→ **STATED GOAL**
Lines that hold the word "this" should be located and copied.

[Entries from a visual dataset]
--- START ---
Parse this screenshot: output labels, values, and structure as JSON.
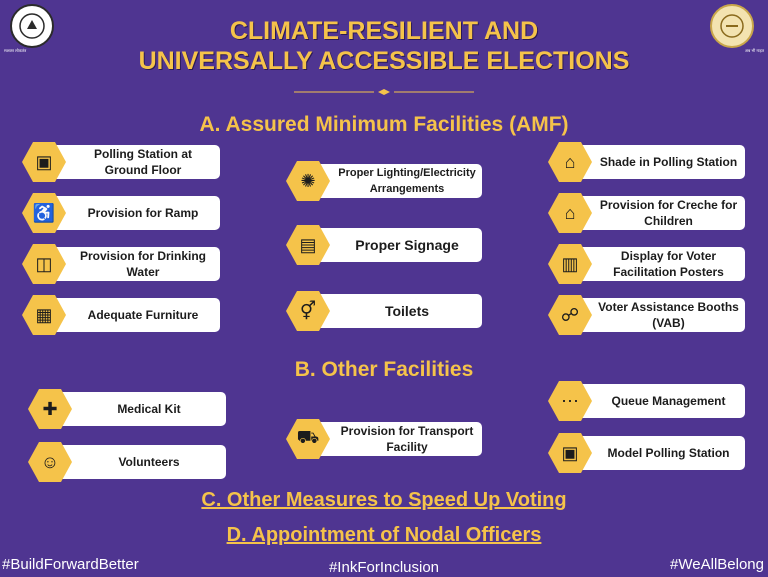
{
  "title": {
    "line1": "CLIMATE-RESILIENT AND",
    "line2": "UNIVERSALLY ACCESSIBLE ELECTIONS"
  },
  "logos": {
    "left_caption": "सशक्त लोकतंत्र",
    "right_caption": "अब भी नाहत"
  },
  "colors": {
    "background": "#4f3591",
    "accent": "#f5c34a",
    "card": "#ffffff"
  },
  "sections": {
    "a": "A. Assured Minimum Facilities (AMF)",
    "b": "B. Other Facilities",
    "c": "C. Other Measures to Speed Up Voting",
    "d": "D. Appointment of Nodal Officers"
  },
  "amf": {
    "polling_station": "Polling Station at Ground Floor",
    "ramp": "Provision for Ramp",
    "drinking_water": "Provision for Drinking Water",
    "furniture": "Adequate Furniture",
    "lighting": "Proper Lighting/Electricity Arrangements",
    "signage": "Proper Signage",
    "toilets": "Toilets",
    "shade": "Shade in Polling Station",
    "creche": "Provision for Creche for Children",
    "posters": "Display for Voter Facilitation Posters",
    "vab": "Voter Assistance Booths (VAB)"
  },
  "other": {
    "medical_kit": "Medical Kit",
    "volunteers": "Volunteers",
    "transport": "Provision for Transport Facility",
    "queue": "Queue Management",
    "model_station": "Model Polling Station"
  },
  "icons": {
    "polling_station": "polling-booth-icon",
    "ramp": "wheelchair-ramp-icon",
    "drinking_water": "water-glass-icon",
    "furniture": "chairs-icon",
    "lighting": "light-bulb-icon",
    "signage": "signboard-icon",
    "toilets": "restroom-icon",
    "shade": "tent-icon",
    "creche": "house-icon",
    "posters": "poster-icon",
    "vab": "assistance-booth-icon",
    "medical_kit": "first-aid-icon",
    "volunteers": "people-icon",
    "transport": "auto-rickshaw-icon",
    "queue": "queue-icon",
    "model_station": "model-station-icon"
  },
  "hashtags": {
    "left": "#BuildForwardBetter",
    "center": "#InkForInclusion",
    "right": "#WeAllBelong"
  }
}
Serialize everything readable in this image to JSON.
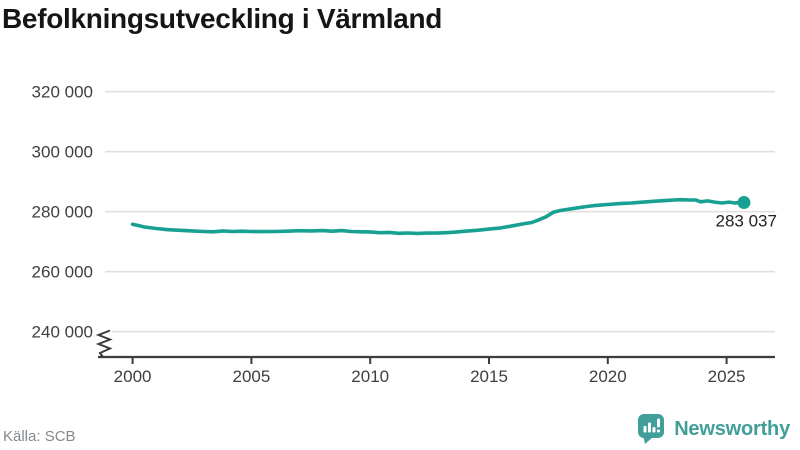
{
  "title": "Befolkningsutveckling i Värmland",
  "footer": {
    "source": "Källa: SCB",
    "brand": "Newsworthy",
    "brand_color": "#419e99"
  },
  "chart_data": {
    "type": "line",
    "title": "Befolkningsutveckling i Värmland",
    "xlabel": "",
    "ylabel": "",
    "legend_position": "none",
    "grid": "horizontal",
    "axis_break_bottom": true,
    "line_color": "#18a093",
    "marker": "dot-on-last-point",
    "end_label": "283 037",
    "end_value": 283037,
    "y_ticks": [
      320000,
      300000,
      280000,
      260000,
      240000
    ],
    "y_tick_labels": [
      "320 000",
      "300 000",
      "280 000",
      "260 000",
      "240 000"
    ],
    "x_ticks": [
      2000,
      2005,
      2010,
      2015,
      2020,
      2025
    ],
    "x_tick_labels": [
      "2000",
      "2005",
      "2010",
      "2015",
      "2020",
      "2025"
    ],
    "xlim": [
      2000,
      2025.75
    ],
    "ylim_displayed": [
      237000,
      323000
    ],
    "series": [
      {
        "name": "Befolkning i Värmland",
        "points": [
          [
            2000,
            275800
          ],
          [
            2000.5,
            274900
          ],
          [
            2001,
            274400
          ],
          [
            2001.5,
            274000
          ],
          [
            2002,
            273800
          ],
          [
            2002.5,
            273600
          ],
          [
            2003,
            273400
          ],
          [
            2003.4,
            273300
          ],
          [
            2003.8,
            273600
          ],
          [
            2004.2,
            273400
          ],
          [
            2004.6,
            273500
          ],
          [
            2005,
            273400
          ],
          [
            2005.5,
            273350
          ],
          [
            2006,
            273400
          ],
          [
            2006.5,
            273500
          ],
          [
            2007,
            273650
          ],
          [
            2007.5,
            273600
          ],
          [
            2008,
            273700
          ],
          [
            2008.4,
            273500
          ],
          [
            2008.8,
            273700
          ],
          [
            2009.2,
            273400
          ],
          [
            2009.6,
            273300
          ],
          [
            2010,
            273250
          ],
          [
            2010.4,
            273000
          ],
          [
            2010.8,
            273100
          ],
          [
            2011.2,
            272800
          ],
          [
            2011.6,
            272900
          ],
          [
            2012,
            272750
          ],
          [
            2012.4,
            272900
          ],
          [
            2012.8,
            272850
          ],
          [
            2013.2,
            273000
          ],
          [
            2013.6,
            273200
          ],
          [
            2014,
            273500
          ],
          [
            2014.5,
            273800
          ],
          [
            2015,
            274200
          ],
          [
            2015.5,
            274600
          ],
          [
            2016,
            275300
          ],
          [
            2016.4,
            275900
          ],
          [
            2016.8,
            276400
          ],
          [
            2017.1,
            277300
          ],
          [
            2017.4,
            278300
          ],
          [
            2017.7,
            279800
          ],
          [
            2018,
            280400
          ],
          [
            2018.5,
            281000
          ],
          [
            2019,
            281600
          ],
          [
            2019.5,
            282100
          ],
          [
            2020,
            282400
          ],
          [
            2020.5,
            282700
          ],
          [
            2021,
            282900
          ],
          [
            2021.5,
            283200
          ],
          [
            2022,
            283500
          ],
          [
            2022.4,
            283700
          ],
          [
            2022.8,
            283900
          ],
          [
            2023.1,
            284000
          ],
          [
            2023.4,
            283900
          ],
          [
            2023.7,
            283900
          ],
          [
            2023.9,
            283300
          ],
          [
            2024.2,
            283600
          ],
          [
            2024.5,
            283200
          ],
          [
            2024.8,
            282900
          ],
          [
            2025.1,
            283200
          ],
          [
            2025.35,
            282900
          ],
          [
            2025.55,
            283100
          ],
          [
            2025.73,
            283037
          ]
        ]
      }
    ]
  }
}
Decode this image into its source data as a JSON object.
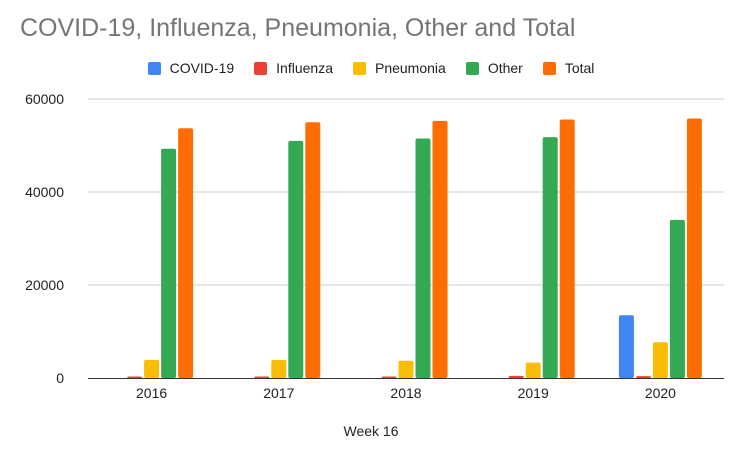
{
  "chart_data": {
    "type": "bar",
    "title": "COVID-19, Influenza, Pneumonia, Other and Total",
    "xlabel": "Week 16",
    "ylabel": "",
    "categories": [
      "2016",
      "2017",
      "2018",
      "2019",
      "2020"
    ],
    "ylim": [
      0,
      60000
    ],
    "yticks": [
      0,
      20000,
      40000,
      60000
    ],
    "ytick_labels": [
      "0",
      "20000",
      "40000",
      "60000"
    ],
    "grid": true,
    "legend_position": "top",
    "series": [
      {
        "name": "COVID-19",
        "color": "#4285f4",
        "values": [
          0,
          0,
          0,
          0,
          13500
        ]
      },
      {
        "name": "Influenza",
        "color": "#ea4335",
        "values": [
          50,
          50,
          60,
          450,
          400
        ]
      },
      {
        "name": "Pneumonia",
        "color": "#fbbc04",
        "values": [
          3900,
          3900,
          3700,
          3300,
          7700
        ]
      },
      {
        "name": "Other",
        "color": "#34a853",
        "values": [
          49300,
          51000,
          51500,
          51800,
          34000
        ]
      },
      {
        "name": "Total",
        "color": "#ff6d01",
        "values": [
          53700,
          55000,
          55300,
          55600,
          55800
        ]
      }
    ]
  }
}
--- END ---
→ **PROBLEM SOLUTION**
Parse this screenshot: output labels, values, and structure as JSON.
Serialize everything readable in this image to JSON.
Decode this image into its source data as a JSON object.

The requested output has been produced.